Stored rows start
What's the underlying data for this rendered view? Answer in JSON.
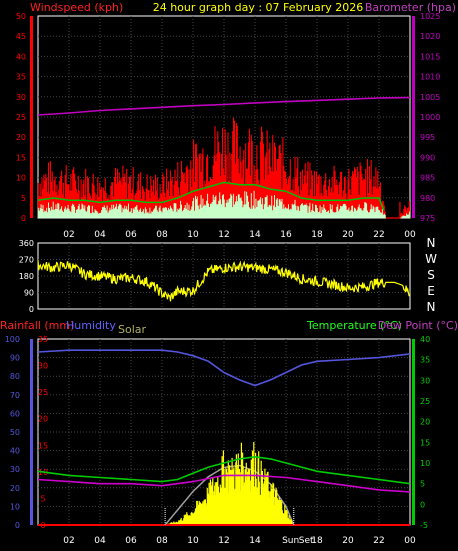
{
  "header": {
    "windspeed_label": "Windspeed (kph)",
    "title": "24 hour graph day : 07 February 2026",
    "barometer_label": "Barometer (hpa)"
  },
  "labels": {
    "rainfall": "Rainfall (mm)",
    "humidity": "Humidity",
    "solar": "Solar",
    "temperature": "Temperature (°C)",
    "dewpoint": "Dew Point (°C)",
    "sunrise": "Sun",
    "sunset": "Set"
  },
  "compass": [
    "N",
    "W",
    "S",
    "E",
    "N"
  ],
  "colors": {
    "wind": "#ff0000",
    "gust_avg": "#00c000",
    "wind_calm": "#c8ffc8",
    "barometer": "#c000c0",
    "direction": "#ffff00",
    "rain": "#ff0000",
    "humidity": "#5555dd",
    "temperature": "#00cc00",
    "dewpoint": "#cc00cc",
    "solar": "#ffff00",
    "solar_max": "#a0a0a0",
    "grid": "#444444",
    "axis_text": "#ffffff"
  },
  "chart_data": [
    {
      "type": "line",
      "id": "wind-barometer",
      "x_ticks": [
        "02",
        "04",
        "06",
        "08",
        "10",
        "12",
        "14",
        "16",
        "18",
        "20",
        "22",
        "00"
      ],
      "ylabel_left": "Windspeed (kph)",
      "ylabel_right": "Barometer (hpa)",
      "ylim_left": [
        0,
        50
      ],
      "ylim_right": [
        975,
        1025
      ],
      "yticks_left": [
        0,
        5,
        10,
        15,
        20,
        25,
        30,
        35,
        40,
        45,
        50
      ],
      "yticks_right": [
        975,
        980,
        985,
        990,
        995,
        1000,
        1005,
        1010,
        1015,
        1020,
        1025
      ],
      "grid": true,
      "series": [
        {
          "name": "Windspeed (kph)",
          "axis": "left",
          "hours": [
            0,
            1,
            2,
            3,
            4,
            5,
            6,
            7,
            8,
            9,
            10,
            11,
            12,
            13,
            14,
            15,
            16,
            17,
            18,
            19,
            20,
            21,
            22,
            22.5,
            23.3,
            24
          ],
          "values": [
            8,
            9,
            8,
            8,
            7,
            8,
            8,
            7,
            7,
            9,
            12,
            14,
            16,
            15,
            15,
            13,
            12,
            9,
            8,
            8,
            8,
            9,
            9,
            0,
            0,
            4
          ]
        },
        {
          "name": "Barometer (hpa)",
          "axis": "right",
          "hours": [
            0,
            2,
            4,
            6,
            8,
            10,
            12,
            14,
            16,
            18,
            20,
            22,
            24
          ],
          "values": [
            1000.5,
            1001,
            1001.6,
            1002,
            1002.4,
            1002.8,
            1003.1,
            1003.5,
            1003.8,
            1004.1,
            1004.4,
            1004.7,
            1004.8
          ]
        }
      ]
    },
    {
      "type": "scatter",
      "id": "wind-direction",
      "yticks": [
        0,
        90,
        180,
        270,
        360
      ],
      "ylim": [
        0,
        360
      ],
      "series": [
        {
          "name": "Wind direction",
          "hours": [
            0,
            1,
            2,
            3,
            4,
            5,
            6,
            7,
            7.5,
            8,
            8.5,
            9,
            10,
            11,
            12,
            13,
            14,
            15,
            16,
            17,
            18,
            19,
            20,
            21,
            22,
            22.5,
            23,
            23.5,
            24
          ],
          "values": [
            240,
            225,
            240,
            190,
            180,
            165,
            170,
            150,
            120,
            85,
            60,
            95,
            100,
            205,
            225,
            230,
            225,
            215,
            200,
            165,
            150,
            135,
            115,
            120,
            145,
            145,
            145,
            130,
            80
          ]
        }
      ]
    },
    {
      "type": "line",
      "id": "temp-humidity-rain-solar",
      "x_ticks": [
        "02",
        "04",
        "06",
        "08",
        "10",
        "12",
        "14",
        "16",
        "18",
        "20",
        "22",
        "00"
      ],
      "ylim_rain": [
        0,
        35
      ],
      "yticks_rain": [
        0,
        5,
        10,
        15,
        20,
        25,
        30,
        35
      ],
      "ylim_humidity": [
        0,
        100
      ],
      "yticks_humidity": [
        0,
        10,
        20,
        30,
        40,
        50,
        60,
        70,
        80,
        90,
        100
      ],
      "ylim_temperature": [
        -5,
        40
      ],
      "yticks_temperature": [
        -5,
        0,
        5,
        10,
        15,
        20,
        25,
        30,
        35,
        40
      ],
      "grid": true,
      "series": [
        {
          "name": "Humidity",
          "axis": "humidity",
          "hours": [
            0,
            2,
            4,
            6,
            8,
            9,
            10,
            11,
            12,
            13,
            14,
            15,
            16,
            17,
            18,
            20,
            22,
            24
          ],
          "values": [
            93,
            94,
            94,
            94,
            94,
            93,
            91,
            88,
            82,
            78,
            75,
            78,
            82,
            86,
            88,
            89,
            90,
            92
          ]
        },
        {
          "name": "Temperature (°C)",
          "axis": "temperature",
          "hours": [
            0,
            2,
            4,
            6,
            8,
            9,
            10,
            11,
            12,
            13,
            14,
            15,
            16,
            17,
            18,
            20,
            22,
            24
          ],
          "values": [
            8,
            7,
            6.5,
            6,
            5.5,
            6,
            7.5,
            9,
            10,
            11,
            11.5,
            11,
            10,
            9,
            8,
            7,
            6,
            5
          ]
        },
        {
          "name": "Dew Point (°C)",
          "axis": "temperature",
          "hours": [
            0,
            2,
            4,
            6,
            8,
            10,
            12,
            14,
            16,
            18,
            20,
            22,
            24
          ],
          "values": [
            6,
            5.5,
            5,
            5,
            4.5,
            5.5,
            7,
            7,
            6.5,
            5.5,
            4.5,
            3.5,
            3
          ]
        },
        {
          "name": "Rainfall (mm)",
          "axis": "rain",
          "hours": [
            0,
            24
          ],
          "values": [
            0,
            0
          ]
        },
        {
          "name": "Solar",
          "axis": "humidity",
          "hours": [
            8,
            9,
            10,
            11,
            11.5,
            12,
            12.5,
            13,
            13.5,
            14,
            14.5,
            15,
            16,
            16.5
          ],
          "values": [
            0,
            2,
            8,
            18,
            25,
            33,
            30,
            36,
            34,
            38,
            26,
            22,
            8,
            0
          ]
        },
        {
          "name": "Solar max",
          "axis": "humidity",
          "hours": [
            8.2,
            9,
            10,
            11,
            12,
            13,
            14,
            15,
            16,
            16.5
          ],
          "values": [
            0,
            8,
            18,
            26,
            31,
            32,
            29,
            22,
            10,
            0
          ]
        }
      ],
      "sunrise_hour": 8.2,
      "sunset_hour": 16.5
    }
  ],
  "compass_labels": [
    "360",
    "270",
    "180",
    "90",
    "0"
  ]
}
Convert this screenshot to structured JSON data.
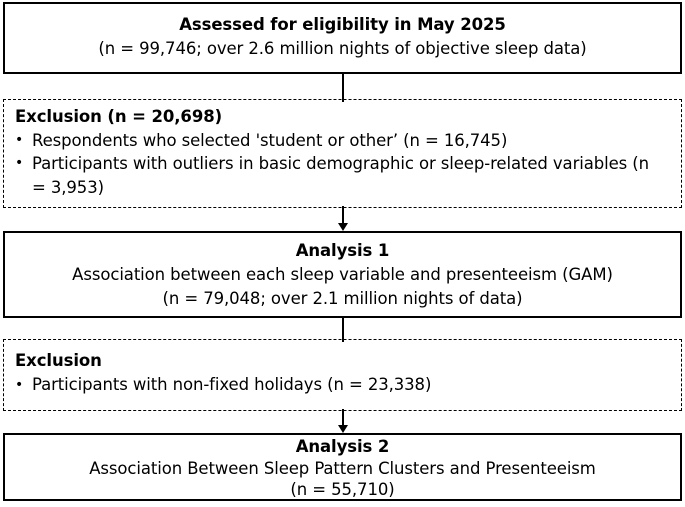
Stored rows end
■ **Request**:
Transcribe every record above exactly, leaving out the pictures.

■ **Reply**:
What's the underlying data for this rendered view? Answer in JSON.
{
  "header": {
    "windspeed_label": "Windspeed (kph)",
    "title": "24 hour graph day : 07 February 2026",
    "barometer_label": "Barometer (hpa)"
  },
  "labels": {
    "rainfall": "Rainfall (mm)",
    "humidity": "Humidity",
    "solar": "Solar",
    "temperature": "Temperature (°C)",
    "dewpoint": "Dew Point (°C)",
    "sunrise": "Sun",
    "sunset": "Set"
  },
  "compass": [
    "N",
    "W",
    "S",
    "E",
    "N"
  ],
  "colors": {
    "wind": "#ff0000",
    "gust_avg": "#00c000",
    "wind_calm": "#c8ffc8",
    "barometer": "#c000c0",
    "direction": "#ffff00",
    "rain": "#ff0000",
    "humidity": "#5555dd",
    "temperature": "#00cc00",
    "dewpoint": "#cc00cc",
    "solar": "#ffff00",
    "solar_max": "#a0a0a0",
    "grid": "#444444",
    "axis_text": "#ffffff"
  },
  "chart_data": [
    {
      "type": "line",
      "id": "wind-barometer",
      "x_ticks": [
        "02",
        "04",
        "06",
        "08",
        "10",
        "12",
        "14",
        "16",
        "18",
        "20",
        "22",
        "00"
      ],
      "ylabel_left": "Windspeed (kph)",
      "ylabel_right": "Barometer (hpa)",
      "ylim_left": [
        0,
        50
      ],
      "ylim_right": [
        975,
        1025
      ],
      "yticks_left": [
        0,
        5,
        10,
        15,
        20,
        25,
        30,
        35,
        40,
        45,
        50
      ],
      "yticks_right": [
        975,
        980,
        985,
        990,
        995,
        1000,
        1005,
        1010,
        1015,
        1020,
        1025
      ],
      "grid": true,
      "series": [
        {
          "name": "Windspeed (kph)",
          "axis": "left",
          "hours": [
            0,
            1,
            2,
            3,
            4,
            5,
            6,
            7,
            8,
            9,
            10,
            11,
            12,
            13,
            14,
            15,
            16,
            17,
            18,
            19,
            20,
            21,
            22,
            22.5,
            23.3,
            24
          ],
          "values": [
            8,
            9,
            8,
            8,
            7,
            8,
            8,
            7,
            7,
            9,
            12,
            14,
            16,
            15,
            15,
            13,
            12,
            9,
            8,
            8,
            8,
            9,
            9,
            0,
            0,
            4
          ]
        },
        {
          "name": "Barometer (hpa)",
          "axis": "right",
          "hours": [
            0,
            2,
            4,
            6,
            8,
            10,
            12,
            14,
            16,
            18,
            20,
            22,
            24
          ],
          "values": [
            1000.5,
            1001,
            1001.6,
            1002,
            1002.4,
            1002.8,
            1003.1,
            1003.5,
            1003.8,
            1004.1,
            1004.4,
            1004.7,
            1004.8
          ]
        }
      ]
    },
    {
      "type": "scatter",
      "id": "wind-direction",
      "yticks": [
        0,
        90,
        180,
        270,
        360
      ],
      "ylim": [
        0,
        360
      ],
      "series": [
        {
          "name": "Wind direction",
          "hours": [
            0,
            1,
            2,
            3,
            4,
            5,
            6,
            7,
            7.5,
            8,
            8.5,
            9,
            10,
            11,
            12,
            13,
            14,
            15,
            16,
            17,
            18,
            19,
            20,
            21,
            22,
            22.5,
            23,
            23.5,
            24
          ],
          "values": [
            240,
            225,
            240,
            190,
            180,
            165,
            170,
            150,
            120,
            85,
            60,
            95,
            100,
            205,
            225,
            230,
            225,
            215,
            200,
            165,
            150,
            135,
            115,
            120,
            145,
            145,
            145,
            130,
            80
          ]
        }
      ]
    },
    {
      "type": "line",
      "id": "temp-humidity-rain-solar",
      "x_ticks": [
        "02",
        "04",
        "06",
        "08",
        "10",
        "12",
        "14",
        "16",
        "18",
        "20",
        "22",
        "00"
      ],
      "ylim_rain": [
        0,
        35
      ],
      "yticks_rain": [
        0,
        5,
        10,
        15,
        20,
        25,
        30,
        35
      ],
      "ylim_humidity": [
        0,
        100
      ],
      "yticks_humidity": [
        0,
        10,
        20,
        30,
        40,
        50,
        60,
        70,
        80,
        90,
        100
      ],
      "ylim_temperature": [
        -5,
        40
      ],
      "yticks_temperature": [
        -5,
        0,
        5,
        10,
        15,
        20,
        25,
        30,
        35,
        40
      ],
      "grid": true,
      "series": [
        {
          "name": "Humidity",
          "axis": "humidity",
          "hours": [
            0,
            2,
            4,
            6,
            8,
            9,
            10,
            11,
            12,
            13,
            14,
            15,
            16,
            17,
            18,
            20,
            22,
            24
          ],
          "values": [
            93,
            94,
            94,
            94,
            94,
            93,
            91,
            88,
            82,
            78,
            75,
            78,
            82,
            86,
            88,
            89,
            90,
            92
          ]
        },
        {
          "name": "Temperature (°C)",
          "axis": "temperature",
          "hours": [
            0,
            2,
            4,
            6,
            8,
            9,
            10,
            11,
            12,
            13,
            14,
            15,
            16,
            17,
            18,
            20,
            22,
            24
          ],
          "values": [
            8,
            7,
            6.5,
            6,
            5.5,
            6,
            7.5,
            9,
            10,
            11,
            11.5,
            11,
            10,
            9,
            8,
            7,
            6,
            5
          ]
        },
        {
          "name": "Dew Point (°C)",
          "axis": "temperature",
          "hours": [
            0,
            2,
            4,
            6,
            8,
            10,
            12,
            14,
            16,
            18,
            20,
            22,
            24
          ],
          "values": [
            6,
            5.5,
            5,
            5,
            4.5,
            5.5,
            7,
            7,
            6.5,
            5.5,
            4.5,
            3.5,
            3
          ]
        },
        {
          "name": "Rainfall (mm)",
          "axis": "rain",
          "hours": [
            0,
            24
          ],
          "values": [
            0,
            0
          ]
        },
        {
          "name": "Solar",
          "axis": "humidity",
          "hours": [
            8,
            9,
            10,
            11,
            11.5,
            12,
            12.5,
            13,
            13.5,
            14,
            14.5,
            15,
            16,
            16.5
          ],
          "values": [
            0,
            2,
            8,
            18,
            25,
            33,
            30,
            36,
            34,
            38,
            26,
            22,
            8,
            0
          ]
        },
        {
          "name": "Solar max",
          "axis": "humidity",
          "hours": [
            8.2,
            9,
            10,
            11,
            12,
            13,
            14,
            15,
            16,
            16.5
          ],
          "values": [
            0,
            8,
            18,
            26,
            31,
            32,
            29,
            22,
            10,
            0
          ]
        }
      ],
      "sunrise_hour": 8.2,
      "sunset_hour": 16.5
    }
  ],
  "compass_labels": [
    "360",
    "270",
    "180",
    "90",
    "0"
  ]
}
Convert this screenshot to structured JSON data.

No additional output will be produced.